=== Instructions for the task ===
Exclude the pictures and reproduce the remaining data exactly as written.

=== Data supplied ===
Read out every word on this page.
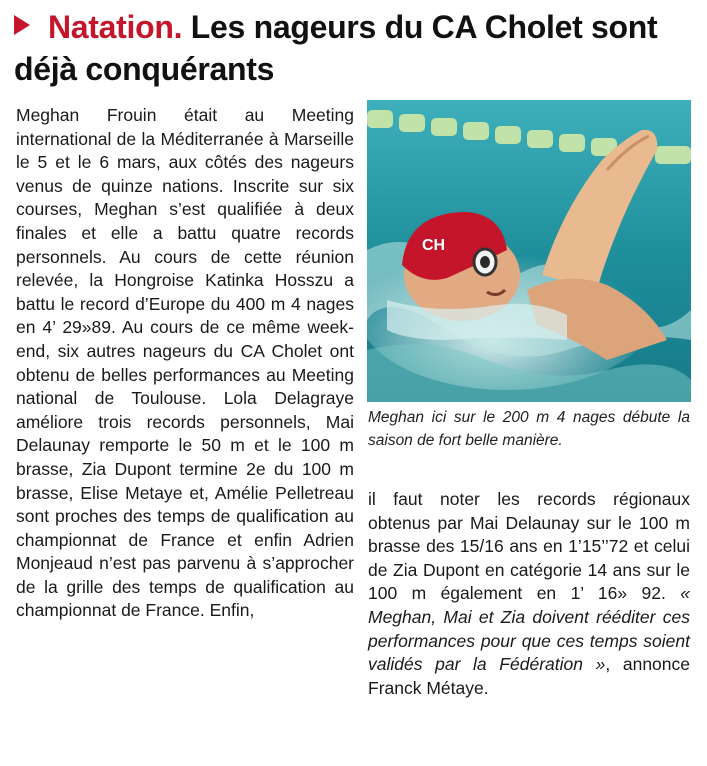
Natation. Les nageurs du CA Cholet sont déjà conquérants

Meghan Frouin était au Meeting international de la Méditerranée à Marseille le 5 et le 6 mars, aux côtés des nageurs venus de quinze nations. Inscrite sur six courses, Meghan s’est qualifiée à deux finales et elle a battu quatre records personnels. Au cours de cette réunion relevée, la Hongroise Katinka Hosszu a battu le record d’Europe du 400 m 4 nages en 4’ 29»89. Au cours de ce même week-end, six autres nageurs du CA Cholet ont obtenu de belles performances au Meeting national de Toulouse. Lola Delagraye améliore trois records personnels, Mai Delaunay remporte le 50 m et le 100 m brasse, Zia Dupont termine 2e du 100 m brasse, Elise Metaye et, Amélie Pelletreau sont proches des temps de qualification au championnat de France et enfin Adrien Monjeaud n’est pas parvenu à s’approcher de la grille des temps de qualification au championnat de France. Enfin,

CH
Meghan ici sur le 200 m 4 nages débute la saison de fort belle manière.

il faut noter les records régionaux obtenus par Mai Delaunay sur le 100 m brasse des 15/16 ans en 1’15’’72 et celui de Zia Dupont en catégorie 14 ans sur le 100 m également en 1’ 16» 92. « Meghan, Mai et Zia doivent rééditer ces performances pour que ces temps soient validés par la Fédération », annonce Franck Métaye.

=== Result of this exercise ===
Read out every word on this page.
Natation. Les nageurs du CA Cholet sont déjà conquérants

Meghan Frouin était au Meeting international de la Méditerranée à Marseille le 5 et le 6 mars, aux côtés des nageurs venus de quinze nations. Inscrite sur six courses, Meghan s’est qualifiée à deux finales et elle a battu quatre records personnels. Au cours de cette réunion relevée, la Hongroise Katinka Hosszu a battu le record d’Europe du 400 m 4 nages en 4’ 29»89. Au cours de ce même week-end, six autres nageurs du CA Cholet ont obtenu de belles performances au Meeting national de Toulouse. Lola Delagraye améliore trois records personnels, Mai Delaunay remporte le 50 m et le 100 m brasse, Zia Dupont termine 2e du 100 m brasse, Elise Metaye et, Amélie Pelletreau sont proches des temps de qualification au championnat de France et enfin Adrien Monjeaud n’est pas parvenu à s’approcher de la grille des temps de qualification au championnat de France. Enfin,

CH
Meghan ici sur le 200 m 4 nages débute la saison de fort belle manière.

il faut noter les records régionaux obtenus par Mai Delaunay sur le 100 m brasse des 15/16 ans en 1’15’’72 et celui de Zia Dupont en catégorie 14 ans sur le 100 m également en 1’ 16» 92. « Meghan, Mai et Zia doivent rééditer ces performances pour que ces temps soient validés par la Fédération », annonce Franck Métaye.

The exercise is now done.